**Exercise inputs:**

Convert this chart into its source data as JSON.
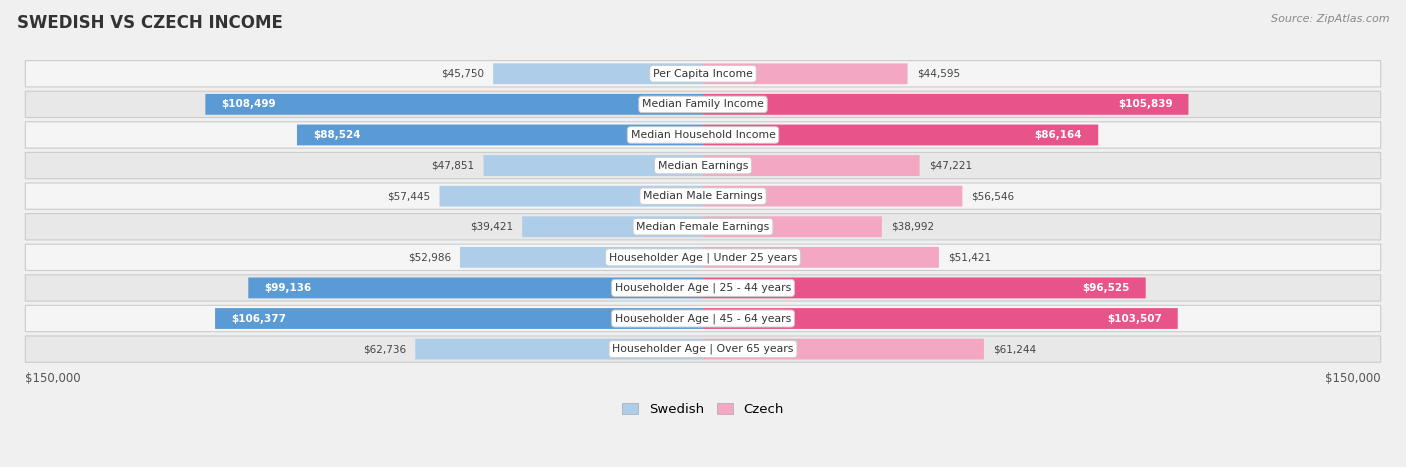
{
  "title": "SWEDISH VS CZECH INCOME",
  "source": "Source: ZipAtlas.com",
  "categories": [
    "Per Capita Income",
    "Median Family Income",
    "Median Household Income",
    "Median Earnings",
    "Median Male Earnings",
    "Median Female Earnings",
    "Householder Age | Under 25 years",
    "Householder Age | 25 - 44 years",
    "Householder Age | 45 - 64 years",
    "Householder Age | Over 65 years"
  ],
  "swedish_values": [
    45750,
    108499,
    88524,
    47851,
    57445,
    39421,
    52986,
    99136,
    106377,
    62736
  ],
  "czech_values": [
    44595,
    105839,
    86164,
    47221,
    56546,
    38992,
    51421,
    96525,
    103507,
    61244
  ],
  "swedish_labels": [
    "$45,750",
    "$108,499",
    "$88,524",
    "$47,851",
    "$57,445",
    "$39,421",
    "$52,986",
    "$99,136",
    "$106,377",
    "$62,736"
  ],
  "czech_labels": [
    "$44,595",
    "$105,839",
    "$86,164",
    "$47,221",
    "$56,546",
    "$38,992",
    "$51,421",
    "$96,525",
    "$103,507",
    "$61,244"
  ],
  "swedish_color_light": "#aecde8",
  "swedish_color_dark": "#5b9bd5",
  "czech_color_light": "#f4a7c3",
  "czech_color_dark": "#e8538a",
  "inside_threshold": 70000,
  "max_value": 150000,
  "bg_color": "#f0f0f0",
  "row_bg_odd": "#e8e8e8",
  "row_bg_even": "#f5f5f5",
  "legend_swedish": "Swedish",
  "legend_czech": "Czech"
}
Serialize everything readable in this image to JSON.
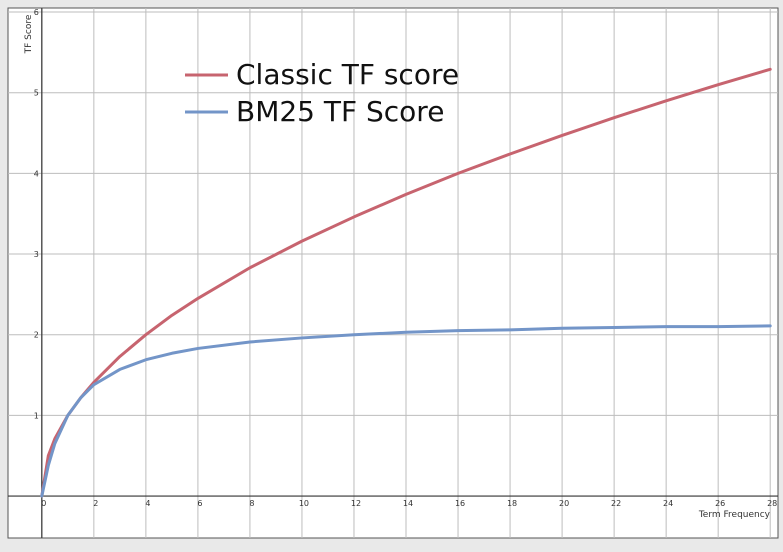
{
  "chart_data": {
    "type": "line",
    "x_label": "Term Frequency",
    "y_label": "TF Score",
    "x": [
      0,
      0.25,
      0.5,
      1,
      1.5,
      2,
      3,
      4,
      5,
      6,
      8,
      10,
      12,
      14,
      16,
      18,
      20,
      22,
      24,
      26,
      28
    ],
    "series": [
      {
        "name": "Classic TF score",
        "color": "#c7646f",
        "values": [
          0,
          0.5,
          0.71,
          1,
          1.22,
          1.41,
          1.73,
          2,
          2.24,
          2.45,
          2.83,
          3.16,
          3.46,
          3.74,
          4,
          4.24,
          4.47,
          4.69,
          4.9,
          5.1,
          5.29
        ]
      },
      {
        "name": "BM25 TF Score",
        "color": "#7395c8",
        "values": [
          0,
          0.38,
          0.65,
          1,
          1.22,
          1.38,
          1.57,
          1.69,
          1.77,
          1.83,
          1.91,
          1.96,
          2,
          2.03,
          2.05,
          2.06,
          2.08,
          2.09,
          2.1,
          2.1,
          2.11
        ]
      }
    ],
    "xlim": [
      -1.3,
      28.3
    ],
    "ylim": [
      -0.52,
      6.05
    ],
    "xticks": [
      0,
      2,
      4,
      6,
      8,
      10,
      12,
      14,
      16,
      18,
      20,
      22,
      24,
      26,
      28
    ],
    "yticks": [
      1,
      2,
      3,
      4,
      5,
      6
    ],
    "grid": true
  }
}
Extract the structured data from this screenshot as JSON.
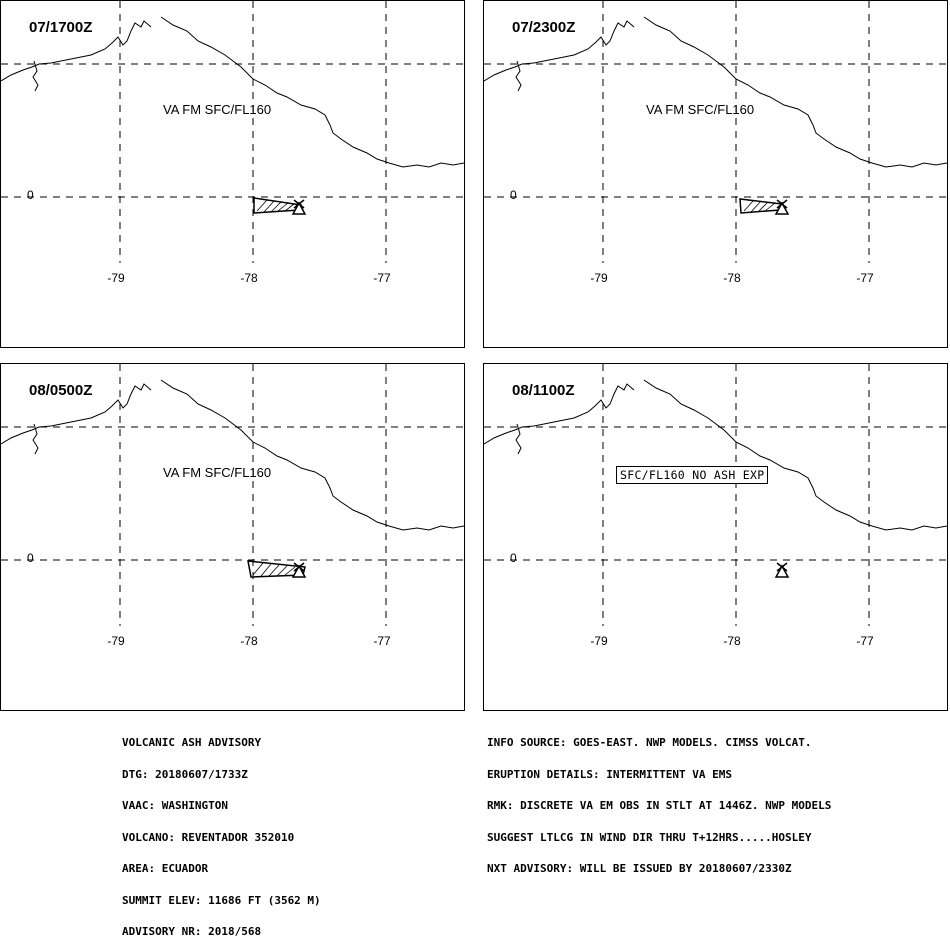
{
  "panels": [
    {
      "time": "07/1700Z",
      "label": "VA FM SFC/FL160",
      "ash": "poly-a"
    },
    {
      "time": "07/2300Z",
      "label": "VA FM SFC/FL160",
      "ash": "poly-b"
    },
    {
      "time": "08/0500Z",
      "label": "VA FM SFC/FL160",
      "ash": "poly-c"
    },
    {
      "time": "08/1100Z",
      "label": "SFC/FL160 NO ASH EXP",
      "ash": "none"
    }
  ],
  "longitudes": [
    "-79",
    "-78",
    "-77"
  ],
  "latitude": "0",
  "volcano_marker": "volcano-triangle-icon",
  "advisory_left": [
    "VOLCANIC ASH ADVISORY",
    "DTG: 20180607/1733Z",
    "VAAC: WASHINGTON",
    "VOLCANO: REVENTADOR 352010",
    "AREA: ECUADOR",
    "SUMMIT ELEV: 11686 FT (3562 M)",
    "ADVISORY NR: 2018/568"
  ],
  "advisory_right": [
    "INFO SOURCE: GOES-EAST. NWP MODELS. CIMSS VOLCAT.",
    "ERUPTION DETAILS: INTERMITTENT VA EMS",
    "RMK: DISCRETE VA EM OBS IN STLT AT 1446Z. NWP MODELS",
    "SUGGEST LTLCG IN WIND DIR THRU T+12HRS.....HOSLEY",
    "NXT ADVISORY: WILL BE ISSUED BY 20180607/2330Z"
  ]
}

**Task to complete:** Transcribe every record above exactly, leaving out the pictures.

**Written answer:**
Convert this chart into its source data as JSON.
{
  "title": "SWEDISH VS CZECH INCOME",
  "source": "Source: ZipAtlas.com",
  "categories": [
    "Per Capita Income",
    "Median Family Income",
    "Median Household Income",
    "Median Earnings",
    "Median Male Earnings",
    "Median Female Earnings",
    "Householder Age | Under 25 years",
    "Householder Age | 25 - 44 years",
    "Householder Age | 45 - 64 years",
    "Householder Age | Over 65 years"
  ],
  "swedish_values": [
    45750,
    108499,
    88524,
    47851,
    57445,
    39421,
    52986,
    99136,
    106377,
    62736
  ],
  "czech_values": [
    44595,
    105839,
    86164,
    47221,
    56546,
    38992,
    51421,
    96525,
    103507,
    61244
  ],
  "swedish_labels": [
    "$45,750",
    "$108,499",
    "$88,524",
    "$47,851",
    "$57,445",
    "$39,421",
    "$52,986",
    "$99,136",
    "$106,377",
    "$62,736"
  ],
  "czech_labels": [
    "$44,595",
    "$105,839",
    "$86,164",
    "$47,221",
    "$56,546",
    "$38,992",
    "$51,421",
    "$96,525",
    "$103,507",
    "$61,244"
  ],
  "swedish_color_light": "#aecde8",
  "swedish_color_dark": "#5b9bd5",
  "czech_color_light": "#f4a7c3",
  "czech_color_dark": "#e8538a",
  "inside_threshold": 70000,
  "max_value": 150000,
  "bg_color": "#f0f0f0",
  "row_bg_odd": "#e8e8e8",
  "row_bg_even": "#f5f5f5",
  "legend_swedish": "Swedish",
  "legend_czech": "Czech"
}
Serialize everything readable in this image to JSON.
{
  "chart_data": {
    "type": "line",
    "x_label": "Term Frequency",
    "y_label": "TF Score",
    "x": [
      0,
      0.25,
      0.5,
      1,
      1.5,
      2,
      3,
      4,
      5,
      6,
      8,
      10,
      12,
      14,
      16,
      18,
      20,
      22,
      24,
      26,
      28
    ],
    "series": [
      {
        "name": "Classic TF score",
        "color": "#c7646f",
        "values": [
          0,
          0.5,
          0.71,
          1,
          1.22,
          1.41,
          1.73,
          2,
          2.24,
          2.45,
          2.83,
          3.16,
          3.46,
          3.74,
          4,
          4.24,
          4.47,
          4.69,
          4.9,
          5.1,
          5.29
        ]
      },
      {
        "name": "BM25 TF Score",
        "color": "#7395c8",
        "values": [
          0,
          0.38,
          0.65,
          1,
          1.22,
          1.38,
          1.57,
          1.69,
          1.77,
          1.83,
          1.91,
          1.96,
          2,
          2.03,
          2.05,
          2.06,
          2.08,
          2.09,
          2.1,
          2.1,
          2.11
        ]
      }
    ],
    "xlim": [
      -1.3,
      28.3
    ],
    "ylim": [
      -0.52,
      6.05
    ],
    "xticks": [
      0,
      2,
      4,
      6,
      8,
      10,
      12,
      14,
      16,
      18,
      20,
      22,
      24,
      26,
      28
    ],
    "yticks": [
      1,
      2,
      3,
      4,
      5,
      6
    ],
    "grid": true
  }
}
Extract the structured data from this screenshot as JSON.
{
  "panels": [
    {
      "time": "07/1700Z",
      "label": "VA FM SFC/FL160",
      "ash": "poly-a"
    },
    {
      "time": "07/2300Z",
      "label": "VA FM SFC/FL160",
      "ash": "poly-b"
    },
    {
      "time": "08/0500Z",
      "label": "VA FM SFC/FL160",
      "ash": "poly-c"
    },
    {
      "time": "08/1100Z",
      "label": "SFC/FL160 NO ASH EXP",
      "ash": "none"
    }
  ],
  "longitudes": [
    "-79",
    "-78",
    "-77"
  ],
  "latitude": "0",
  "volcano_marker": "volcano-triangle-icon",
  "advisory_left": [
    "VOLCANIC ASH ADVISORY",
    "DTG: 20180607/1733Z",
    "VAAC: WASHINGTON",
    "VOLCANO: REVENTADOR 352010",
    "AREA: ECUADOR",
    "SUMMIT ELEV: 11686 FT (3562 M)",
    "ADVISORY NR: 2018/568"
  ],
  "advisory_right": [
    "INFO SOURCE: GOES-EAST. NWP MODELS. CIMSS VOLCAT.",
    "ERUPTION DETAILS: INTERMITTENT VA EMS",
    "RMK: DISCRETE VA EM OBS IN STLT AT 1446Z. NWP MODELS",
    "SUGGEST LTLCG IN WIND DIR THRU T+12HRS.....HOSLEY",
    "NXT ADVISORY: WILL BE ISSUED BY 20180607/2330Z"
  ]
}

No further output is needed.